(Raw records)
###

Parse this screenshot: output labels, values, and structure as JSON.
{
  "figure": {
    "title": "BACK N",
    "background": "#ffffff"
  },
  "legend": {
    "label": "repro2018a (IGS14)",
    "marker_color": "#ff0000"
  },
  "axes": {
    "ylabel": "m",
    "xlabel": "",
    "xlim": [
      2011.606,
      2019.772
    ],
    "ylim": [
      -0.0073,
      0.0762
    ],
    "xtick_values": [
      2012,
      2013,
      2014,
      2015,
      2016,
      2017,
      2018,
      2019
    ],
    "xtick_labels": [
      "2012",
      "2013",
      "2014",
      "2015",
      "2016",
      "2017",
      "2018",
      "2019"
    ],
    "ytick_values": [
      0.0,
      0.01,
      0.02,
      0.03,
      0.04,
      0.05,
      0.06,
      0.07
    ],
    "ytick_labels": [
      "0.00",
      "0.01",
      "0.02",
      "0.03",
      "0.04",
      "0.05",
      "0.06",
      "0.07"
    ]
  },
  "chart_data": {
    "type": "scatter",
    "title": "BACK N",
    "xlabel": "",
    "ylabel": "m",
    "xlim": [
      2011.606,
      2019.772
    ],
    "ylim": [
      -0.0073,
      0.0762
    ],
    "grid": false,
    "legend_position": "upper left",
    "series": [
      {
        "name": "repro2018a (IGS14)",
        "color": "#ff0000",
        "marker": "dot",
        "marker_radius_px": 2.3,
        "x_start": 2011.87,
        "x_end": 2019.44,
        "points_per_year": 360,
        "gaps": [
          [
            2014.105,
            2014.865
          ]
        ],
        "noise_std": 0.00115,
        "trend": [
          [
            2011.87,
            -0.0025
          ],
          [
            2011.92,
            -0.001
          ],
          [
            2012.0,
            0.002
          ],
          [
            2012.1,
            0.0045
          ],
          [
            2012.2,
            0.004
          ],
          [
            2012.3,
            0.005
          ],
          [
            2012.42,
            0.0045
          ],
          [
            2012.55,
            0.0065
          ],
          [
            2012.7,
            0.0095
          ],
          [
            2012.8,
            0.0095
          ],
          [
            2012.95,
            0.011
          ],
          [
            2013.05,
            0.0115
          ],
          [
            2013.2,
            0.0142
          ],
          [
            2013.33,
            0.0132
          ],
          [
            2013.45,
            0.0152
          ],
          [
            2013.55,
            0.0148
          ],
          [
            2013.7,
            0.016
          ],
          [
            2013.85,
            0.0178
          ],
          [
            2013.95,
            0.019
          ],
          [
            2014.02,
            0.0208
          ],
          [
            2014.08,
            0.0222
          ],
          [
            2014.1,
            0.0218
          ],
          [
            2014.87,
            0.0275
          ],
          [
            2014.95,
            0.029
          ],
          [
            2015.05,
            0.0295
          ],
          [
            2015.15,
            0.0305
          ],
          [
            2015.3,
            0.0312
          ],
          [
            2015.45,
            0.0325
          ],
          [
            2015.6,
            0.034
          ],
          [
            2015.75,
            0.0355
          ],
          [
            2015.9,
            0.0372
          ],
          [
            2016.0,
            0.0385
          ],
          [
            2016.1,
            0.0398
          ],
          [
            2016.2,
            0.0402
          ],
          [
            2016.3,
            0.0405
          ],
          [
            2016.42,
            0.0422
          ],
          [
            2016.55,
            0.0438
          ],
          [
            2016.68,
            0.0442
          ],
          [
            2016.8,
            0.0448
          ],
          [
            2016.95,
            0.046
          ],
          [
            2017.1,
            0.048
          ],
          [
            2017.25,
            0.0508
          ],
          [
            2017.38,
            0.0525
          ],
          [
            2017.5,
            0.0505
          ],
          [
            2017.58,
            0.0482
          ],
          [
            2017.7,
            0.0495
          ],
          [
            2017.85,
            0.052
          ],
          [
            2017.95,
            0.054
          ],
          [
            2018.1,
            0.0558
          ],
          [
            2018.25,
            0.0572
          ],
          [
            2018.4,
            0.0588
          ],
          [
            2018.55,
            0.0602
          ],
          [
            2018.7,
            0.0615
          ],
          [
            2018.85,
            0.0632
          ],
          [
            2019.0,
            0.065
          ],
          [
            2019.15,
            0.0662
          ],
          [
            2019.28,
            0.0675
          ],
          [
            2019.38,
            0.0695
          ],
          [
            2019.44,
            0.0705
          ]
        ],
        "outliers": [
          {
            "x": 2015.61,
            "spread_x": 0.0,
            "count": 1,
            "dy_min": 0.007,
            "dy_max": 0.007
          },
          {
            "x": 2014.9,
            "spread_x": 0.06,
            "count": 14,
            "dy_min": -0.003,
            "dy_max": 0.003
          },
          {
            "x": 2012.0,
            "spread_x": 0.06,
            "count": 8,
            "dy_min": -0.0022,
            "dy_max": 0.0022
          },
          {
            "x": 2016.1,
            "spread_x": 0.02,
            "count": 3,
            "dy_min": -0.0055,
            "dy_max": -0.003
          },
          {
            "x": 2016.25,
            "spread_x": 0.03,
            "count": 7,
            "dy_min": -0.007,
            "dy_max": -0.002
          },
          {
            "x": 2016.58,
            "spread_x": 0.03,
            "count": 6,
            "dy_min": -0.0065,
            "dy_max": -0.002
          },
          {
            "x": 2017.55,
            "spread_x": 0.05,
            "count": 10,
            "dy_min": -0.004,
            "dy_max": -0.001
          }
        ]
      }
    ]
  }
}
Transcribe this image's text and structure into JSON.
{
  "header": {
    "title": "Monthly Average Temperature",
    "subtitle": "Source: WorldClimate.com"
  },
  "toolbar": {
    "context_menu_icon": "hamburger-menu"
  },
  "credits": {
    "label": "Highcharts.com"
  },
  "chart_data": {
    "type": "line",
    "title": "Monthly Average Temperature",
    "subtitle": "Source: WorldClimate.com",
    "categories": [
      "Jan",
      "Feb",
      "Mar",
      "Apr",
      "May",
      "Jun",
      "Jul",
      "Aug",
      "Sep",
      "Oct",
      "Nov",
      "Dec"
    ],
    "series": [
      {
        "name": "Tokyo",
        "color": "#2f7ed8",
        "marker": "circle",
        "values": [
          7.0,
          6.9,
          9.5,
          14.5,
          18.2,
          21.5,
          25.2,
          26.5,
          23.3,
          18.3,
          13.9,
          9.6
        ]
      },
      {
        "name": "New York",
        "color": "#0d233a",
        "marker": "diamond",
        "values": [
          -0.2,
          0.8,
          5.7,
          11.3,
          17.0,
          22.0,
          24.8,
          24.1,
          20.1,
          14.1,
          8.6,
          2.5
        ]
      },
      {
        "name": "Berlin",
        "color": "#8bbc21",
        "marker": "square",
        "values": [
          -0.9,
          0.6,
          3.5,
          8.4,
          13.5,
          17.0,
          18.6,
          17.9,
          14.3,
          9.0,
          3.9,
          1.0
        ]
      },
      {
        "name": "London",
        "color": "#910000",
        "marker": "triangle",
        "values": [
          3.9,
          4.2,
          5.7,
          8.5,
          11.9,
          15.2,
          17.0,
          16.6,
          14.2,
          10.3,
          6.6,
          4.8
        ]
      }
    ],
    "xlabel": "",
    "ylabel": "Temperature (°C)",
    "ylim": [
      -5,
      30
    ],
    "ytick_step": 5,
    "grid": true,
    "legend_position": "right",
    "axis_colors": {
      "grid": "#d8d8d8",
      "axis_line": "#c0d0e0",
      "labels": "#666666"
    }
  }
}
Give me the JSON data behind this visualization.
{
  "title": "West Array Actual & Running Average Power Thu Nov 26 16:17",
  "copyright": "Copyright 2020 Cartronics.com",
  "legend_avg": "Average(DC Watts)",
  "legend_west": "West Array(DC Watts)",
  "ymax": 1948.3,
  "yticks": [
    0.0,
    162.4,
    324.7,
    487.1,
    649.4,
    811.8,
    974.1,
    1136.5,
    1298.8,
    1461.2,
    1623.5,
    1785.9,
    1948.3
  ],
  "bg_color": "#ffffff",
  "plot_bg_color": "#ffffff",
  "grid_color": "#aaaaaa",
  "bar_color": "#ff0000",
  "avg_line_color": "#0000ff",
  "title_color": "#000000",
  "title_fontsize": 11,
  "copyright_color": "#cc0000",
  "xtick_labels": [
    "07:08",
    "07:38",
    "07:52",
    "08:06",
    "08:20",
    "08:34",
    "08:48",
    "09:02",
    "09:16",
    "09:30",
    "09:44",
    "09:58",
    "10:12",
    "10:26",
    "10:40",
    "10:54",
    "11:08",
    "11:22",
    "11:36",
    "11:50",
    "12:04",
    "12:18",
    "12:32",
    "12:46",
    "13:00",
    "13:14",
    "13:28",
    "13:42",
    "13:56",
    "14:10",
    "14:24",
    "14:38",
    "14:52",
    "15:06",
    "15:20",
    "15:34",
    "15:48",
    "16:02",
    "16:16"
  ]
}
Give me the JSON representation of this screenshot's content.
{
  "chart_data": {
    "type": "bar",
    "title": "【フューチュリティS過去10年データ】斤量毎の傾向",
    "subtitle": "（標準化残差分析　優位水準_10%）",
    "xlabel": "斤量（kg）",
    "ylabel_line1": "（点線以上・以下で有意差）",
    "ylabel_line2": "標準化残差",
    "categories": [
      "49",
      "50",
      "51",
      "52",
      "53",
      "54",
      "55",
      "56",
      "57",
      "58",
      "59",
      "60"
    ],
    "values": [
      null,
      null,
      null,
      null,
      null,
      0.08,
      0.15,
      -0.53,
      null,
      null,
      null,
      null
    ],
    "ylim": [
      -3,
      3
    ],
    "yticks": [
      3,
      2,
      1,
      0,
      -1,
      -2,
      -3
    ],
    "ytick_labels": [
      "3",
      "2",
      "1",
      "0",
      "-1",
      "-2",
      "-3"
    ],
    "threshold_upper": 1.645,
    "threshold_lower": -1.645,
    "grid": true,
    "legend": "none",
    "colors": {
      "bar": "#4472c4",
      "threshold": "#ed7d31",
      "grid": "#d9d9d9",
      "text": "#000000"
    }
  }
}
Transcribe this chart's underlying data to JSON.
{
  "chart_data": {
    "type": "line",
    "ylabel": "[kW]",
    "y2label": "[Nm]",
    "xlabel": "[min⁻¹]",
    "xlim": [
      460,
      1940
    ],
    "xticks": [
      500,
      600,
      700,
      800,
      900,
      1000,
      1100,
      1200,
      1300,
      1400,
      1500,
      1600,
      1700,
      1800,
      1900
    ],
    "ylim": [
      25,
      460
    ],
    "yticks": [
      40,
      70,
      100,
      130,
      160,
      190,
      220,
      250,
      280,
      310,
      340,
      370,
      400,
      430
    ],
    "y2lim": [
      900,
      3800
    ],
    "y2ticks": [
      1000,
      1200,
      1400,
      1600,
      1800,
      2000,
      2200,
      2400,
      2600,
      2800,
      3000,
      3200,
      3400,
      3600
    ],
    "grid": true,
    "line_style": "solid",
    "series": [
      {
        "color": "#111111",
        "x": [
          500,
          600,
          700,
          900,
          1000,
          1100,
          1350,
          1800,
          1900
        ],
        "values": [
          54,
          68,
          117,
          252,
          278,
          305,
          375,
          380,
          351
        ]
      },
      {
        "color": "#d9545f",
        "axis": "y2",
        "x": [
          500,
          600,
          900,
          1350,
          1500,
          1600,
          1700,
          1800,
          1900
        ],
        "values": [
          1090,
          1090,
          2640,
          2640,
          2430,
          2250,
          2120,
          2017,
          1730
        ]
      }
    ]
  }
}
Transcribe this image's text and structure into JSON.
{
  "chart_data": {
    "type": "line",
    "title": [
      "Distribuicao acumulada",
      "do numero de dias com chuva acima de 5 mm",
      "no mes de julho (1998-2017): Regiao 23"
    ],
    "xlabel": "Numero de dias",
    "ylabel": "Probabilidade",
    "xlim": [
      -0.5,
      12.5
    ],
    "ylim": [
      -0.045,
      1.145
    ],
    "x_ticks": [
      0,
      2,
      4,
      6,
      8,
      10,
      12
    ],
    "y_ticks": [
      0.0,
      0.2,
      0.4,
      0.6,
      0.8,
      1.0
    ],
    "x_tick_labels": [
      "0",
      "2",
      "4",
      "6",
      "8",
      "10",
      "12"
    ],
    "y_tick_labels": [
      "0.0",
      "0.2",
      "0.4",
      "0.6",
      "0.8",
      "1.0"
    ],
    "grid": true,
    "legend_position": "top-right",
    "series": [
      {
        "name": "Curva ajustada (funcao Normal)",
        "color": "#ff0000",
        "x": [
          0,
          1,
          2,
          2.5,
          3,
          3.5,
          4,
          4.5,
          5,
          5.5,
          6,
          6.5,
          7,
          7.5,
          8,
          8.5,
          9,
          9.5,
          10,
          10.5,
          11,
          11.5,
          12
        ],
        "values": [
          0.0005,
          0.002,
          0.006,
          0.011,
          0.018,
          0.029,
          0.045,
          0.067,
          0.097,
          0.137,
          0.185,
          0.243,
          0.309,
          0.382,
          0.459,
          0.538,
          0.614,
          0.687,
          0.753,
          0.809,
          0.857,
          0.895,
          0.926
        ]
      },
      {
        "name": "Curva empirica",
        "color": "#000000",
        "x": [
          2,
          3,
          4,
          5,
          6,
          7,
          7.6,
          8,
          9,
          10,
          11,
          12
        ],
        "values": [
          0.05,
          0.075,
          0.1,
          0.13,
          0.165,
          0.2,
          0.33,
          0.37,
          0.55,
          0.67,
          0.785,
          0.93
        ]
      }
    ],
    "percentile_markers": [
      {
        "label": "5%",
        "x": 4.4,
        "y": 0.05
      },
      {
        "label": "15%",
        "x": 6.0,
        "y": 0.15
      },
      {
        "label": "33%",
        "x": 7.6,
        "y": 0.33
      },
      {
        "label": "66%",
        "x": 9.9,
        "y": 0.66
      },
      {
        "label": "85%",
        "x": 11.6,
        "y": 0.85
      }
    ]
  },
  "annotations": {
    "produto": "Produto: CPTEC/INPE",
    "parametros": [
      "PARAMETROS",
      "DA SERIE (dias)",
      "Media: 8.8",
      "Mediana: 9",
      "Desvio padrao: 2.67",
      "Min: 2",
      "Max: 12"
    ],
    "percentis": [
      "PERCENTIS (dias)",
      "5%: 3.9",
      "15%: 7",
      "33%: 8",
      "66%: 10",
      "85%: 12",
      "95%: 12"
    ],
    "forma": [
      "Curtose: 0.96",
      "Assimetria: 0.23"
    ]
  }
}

###

#### What you need to do:
Lines of the material that contain the word "ffffff" are to be gathered.

#### Completed exercise:
    "background": "#ffffff"
  "bg_color": "#ffffff",
  "plot_bg_color": "#ffffff",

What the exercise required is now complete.